[Stored records]
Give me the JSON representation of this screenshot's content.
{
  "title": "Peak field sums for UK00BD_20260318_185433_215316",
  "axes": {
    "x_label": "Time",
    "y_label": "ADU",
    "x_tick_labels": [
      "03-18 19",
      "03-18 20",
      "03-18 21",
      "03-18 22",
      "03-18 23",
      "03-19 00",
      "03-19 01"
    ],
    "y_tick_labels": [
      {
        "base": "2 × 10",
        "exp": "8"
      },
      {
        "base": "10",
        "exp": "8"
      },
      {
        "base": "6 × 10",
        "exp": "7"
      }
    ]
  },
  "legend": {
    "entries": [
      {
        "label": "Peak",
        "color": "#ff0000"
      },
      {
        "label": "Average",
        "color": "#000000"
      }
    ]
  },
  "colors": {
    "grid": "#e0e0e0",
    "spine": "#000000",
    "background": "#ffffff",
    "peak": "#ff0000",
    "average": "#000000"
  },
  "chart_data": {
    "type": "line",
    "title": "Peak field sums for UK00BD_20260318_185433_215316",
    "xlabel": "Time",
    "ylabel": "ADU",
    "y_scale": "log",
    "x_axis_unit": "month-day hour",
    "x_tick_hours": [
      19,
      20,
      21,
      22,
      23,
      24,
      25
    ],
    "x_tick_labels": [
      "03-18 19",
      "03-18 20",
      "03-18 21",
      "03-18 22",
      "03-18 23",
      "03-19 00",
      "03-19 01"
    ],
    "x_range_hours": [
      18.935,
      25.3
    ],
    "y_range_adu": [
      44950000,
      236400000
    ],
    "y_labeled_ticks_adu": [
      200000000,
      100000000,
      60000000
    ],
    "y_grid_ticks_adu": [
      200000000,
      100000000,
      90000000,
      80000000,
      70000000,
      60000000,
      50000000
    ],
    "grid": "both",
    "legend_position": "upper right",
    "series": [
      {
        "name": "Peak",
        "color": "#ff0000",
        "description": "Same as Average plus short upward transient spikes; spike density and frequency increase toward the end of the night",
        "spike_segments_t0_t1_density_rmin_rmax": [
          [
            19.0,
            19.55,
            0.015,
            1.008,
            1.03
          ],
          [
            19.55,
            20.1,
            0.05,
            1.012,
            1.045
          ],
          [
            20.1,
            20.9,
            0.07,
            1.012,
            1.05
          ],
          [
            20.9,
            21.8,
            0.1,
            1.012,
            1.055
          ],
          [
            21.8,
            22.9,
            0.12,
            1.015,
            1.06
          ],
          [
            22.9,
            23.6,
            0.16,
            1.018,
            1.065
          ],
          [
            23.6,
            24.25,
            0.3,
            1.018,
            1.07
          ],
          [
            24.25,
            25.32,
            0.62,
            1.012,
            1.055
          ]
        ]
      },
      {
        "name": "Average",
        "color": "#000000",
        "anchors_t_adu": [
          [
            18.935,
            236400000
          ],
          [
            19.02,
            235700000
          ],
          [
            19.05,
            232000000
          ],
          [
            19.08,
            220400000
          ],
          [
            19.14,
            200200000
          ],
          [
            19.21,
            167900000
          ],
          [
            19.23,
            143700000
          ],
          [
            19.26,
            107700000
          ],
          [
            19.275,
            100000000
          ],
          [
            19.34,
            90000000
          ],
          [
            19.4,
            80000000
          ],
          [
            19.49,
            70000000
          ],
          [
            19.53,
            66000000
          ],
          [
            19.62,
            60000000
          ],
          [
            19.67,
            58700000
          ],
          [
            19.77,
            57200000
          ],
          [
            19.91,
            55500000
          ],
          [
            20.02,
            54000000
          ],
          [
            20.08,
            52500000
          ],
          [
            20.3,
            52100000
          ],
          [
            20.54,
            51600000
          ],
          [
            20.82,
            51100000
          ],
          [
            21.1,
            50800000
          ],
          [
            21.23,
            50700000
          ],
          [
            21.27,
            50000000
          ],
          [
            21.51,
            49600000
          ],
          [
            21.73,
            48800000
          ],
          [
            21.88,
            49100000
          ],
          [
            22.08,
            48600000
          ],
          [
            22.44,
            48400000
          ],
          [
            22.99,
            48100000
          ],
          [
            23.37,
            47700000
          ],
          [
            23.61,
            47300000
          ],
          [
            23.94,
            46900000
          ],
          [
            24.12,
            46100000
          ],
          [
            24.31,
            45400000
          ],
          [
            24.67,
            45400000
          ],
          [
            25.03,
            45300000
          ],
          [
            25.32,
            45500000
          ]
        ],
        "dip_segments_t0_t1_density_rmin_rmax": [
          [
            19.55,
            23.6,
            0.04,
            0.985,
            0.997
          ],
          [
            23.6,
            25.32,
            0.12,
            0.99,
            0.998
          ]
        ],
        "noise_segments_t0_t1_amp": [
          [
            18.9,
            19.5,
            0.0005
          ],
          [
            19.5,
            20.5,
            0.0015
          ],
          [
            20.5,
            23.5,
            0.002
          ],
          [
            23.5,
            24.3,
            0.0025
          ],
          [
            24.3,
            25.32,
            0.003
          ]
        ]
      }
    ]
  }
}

...

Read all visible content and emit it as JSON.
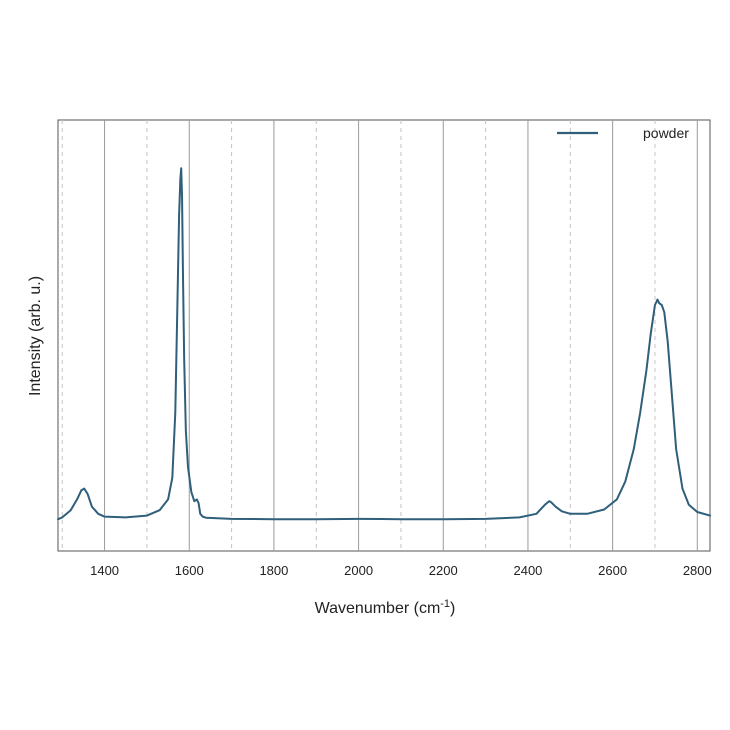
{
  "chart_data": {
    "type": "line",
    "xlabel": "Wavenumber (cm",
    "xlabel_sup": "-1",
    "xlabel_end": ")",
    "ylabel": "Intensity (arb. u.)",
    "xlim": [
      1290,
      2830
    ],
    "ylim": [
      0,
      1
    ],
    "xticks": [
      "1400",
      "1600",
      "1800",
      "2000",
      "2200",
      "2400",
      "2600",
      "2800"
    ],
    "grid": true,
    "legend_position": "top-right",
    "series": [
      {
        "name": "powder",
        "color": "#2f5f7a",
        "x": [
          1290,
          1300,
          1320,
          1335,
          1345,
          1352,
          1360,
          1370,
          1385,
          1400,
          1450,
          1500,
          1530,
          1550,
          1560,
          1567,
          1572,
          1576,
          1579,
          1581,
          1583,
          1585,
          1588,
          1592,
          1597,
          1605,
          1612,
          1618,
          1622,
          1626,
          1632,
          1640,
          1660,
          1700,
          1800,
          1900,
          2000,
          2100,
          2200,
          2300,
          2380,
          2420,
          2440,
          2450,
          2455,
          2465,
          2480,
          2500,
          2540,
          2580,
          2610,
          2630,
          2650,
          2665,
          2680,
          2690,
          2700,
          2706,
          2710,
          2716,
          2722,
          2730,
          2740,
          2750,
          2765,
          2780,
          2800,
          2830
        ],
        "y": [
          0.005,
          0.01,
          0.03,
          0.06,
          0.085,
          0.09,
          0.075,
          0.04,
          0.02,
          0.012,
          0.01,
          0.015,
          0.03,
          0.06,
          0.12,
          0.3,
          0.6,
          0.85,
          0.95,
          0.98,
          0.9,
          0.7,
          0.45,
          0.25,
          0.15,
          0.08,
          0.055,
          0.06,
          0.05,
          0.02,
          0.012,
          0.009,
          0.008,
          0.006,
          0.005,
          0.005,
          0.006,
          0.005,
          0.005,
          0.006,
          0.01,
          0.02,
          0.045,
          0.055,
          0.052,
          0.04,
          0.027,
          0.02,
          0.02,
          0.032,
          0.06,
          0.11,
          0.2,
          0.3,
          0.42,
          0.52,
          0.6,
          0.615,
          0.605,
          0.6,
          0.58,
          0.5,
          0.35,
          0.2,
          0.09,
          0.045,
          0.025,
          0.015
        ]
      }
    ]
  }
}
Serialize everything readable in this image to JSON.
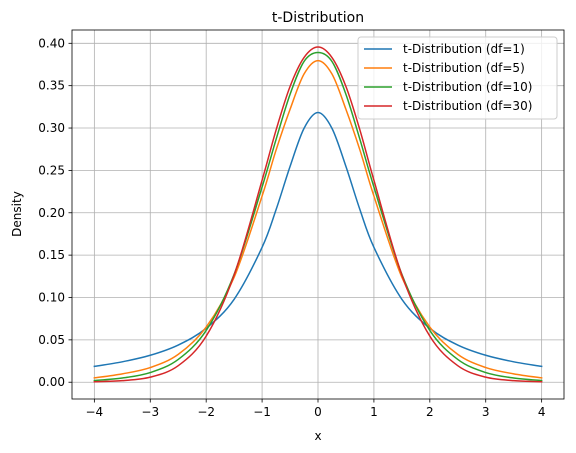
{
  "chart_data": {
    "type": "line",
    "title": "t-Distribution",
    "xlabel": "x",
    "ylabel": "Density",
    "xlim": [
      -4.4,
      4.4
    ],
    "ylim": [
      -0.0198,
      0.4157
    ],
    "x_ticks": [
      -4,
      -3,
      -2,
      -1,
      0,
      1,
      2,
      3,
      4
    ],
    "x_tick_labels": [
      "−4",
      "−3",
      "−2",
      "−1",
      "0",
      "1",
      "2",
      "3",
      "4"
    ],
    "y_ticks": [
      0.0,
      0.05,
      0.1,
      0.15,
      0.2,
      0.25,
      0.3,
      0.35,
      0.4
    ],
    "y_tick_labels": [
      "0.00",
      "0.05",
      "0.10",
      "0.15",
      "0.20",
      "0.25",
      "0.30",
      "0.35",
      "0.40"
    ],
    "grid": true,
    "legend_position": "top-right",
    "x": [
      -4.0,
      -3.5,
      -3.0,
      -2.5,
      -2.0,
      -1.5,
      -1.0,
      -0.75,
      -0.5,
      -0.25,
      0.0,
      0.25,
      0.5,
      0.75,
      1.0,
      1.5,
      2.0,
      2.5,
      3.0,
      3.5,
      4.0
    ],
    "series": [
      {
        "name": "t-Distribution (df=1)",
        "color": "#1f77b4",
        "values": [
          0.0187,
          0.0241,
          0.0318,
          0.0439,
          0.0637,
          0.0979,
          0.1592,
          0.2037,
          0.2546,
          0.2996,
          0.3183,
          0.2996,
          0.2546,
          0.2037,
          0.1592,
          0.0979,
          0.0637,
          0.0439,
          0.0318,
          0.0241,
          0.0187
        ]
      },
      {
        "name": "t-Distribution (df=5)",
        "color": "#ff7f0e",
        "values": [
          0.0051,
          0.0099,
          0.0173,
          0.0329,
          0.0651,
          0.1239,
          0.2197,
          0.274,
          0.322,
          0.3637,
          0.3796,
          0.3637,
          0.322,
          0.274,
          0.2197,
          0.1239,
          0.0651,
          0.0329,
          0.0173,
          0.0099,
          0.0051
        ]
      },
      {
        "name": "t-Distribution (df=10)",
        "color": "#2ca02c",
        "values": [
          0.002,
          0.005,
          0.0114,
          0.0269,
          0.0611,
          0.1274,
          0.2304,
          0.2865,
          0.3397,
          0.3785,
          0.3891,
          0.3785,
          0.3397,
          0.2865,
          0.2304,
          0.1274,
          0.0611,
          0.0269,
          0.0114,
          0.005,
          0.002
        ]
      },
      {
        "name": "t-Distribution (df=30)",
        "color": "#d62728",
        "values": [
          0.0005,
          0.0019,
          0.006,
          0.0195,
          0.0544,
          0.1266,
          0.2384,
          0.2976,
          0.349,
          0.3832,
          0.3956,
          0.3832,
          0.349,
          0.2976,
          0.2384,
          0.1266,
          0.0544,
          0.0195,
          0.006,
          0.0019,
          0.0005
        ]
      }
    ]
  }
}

WORK TO BE COMPLETED: Point out every line holding the string "field" and copy it.

EXERCISE OUTPUT:
  "title": "Peak field sums for UK00BD_20260318_185433_215316",
    "title": "Peak field sums for UK00BD_20260318_185433_215316",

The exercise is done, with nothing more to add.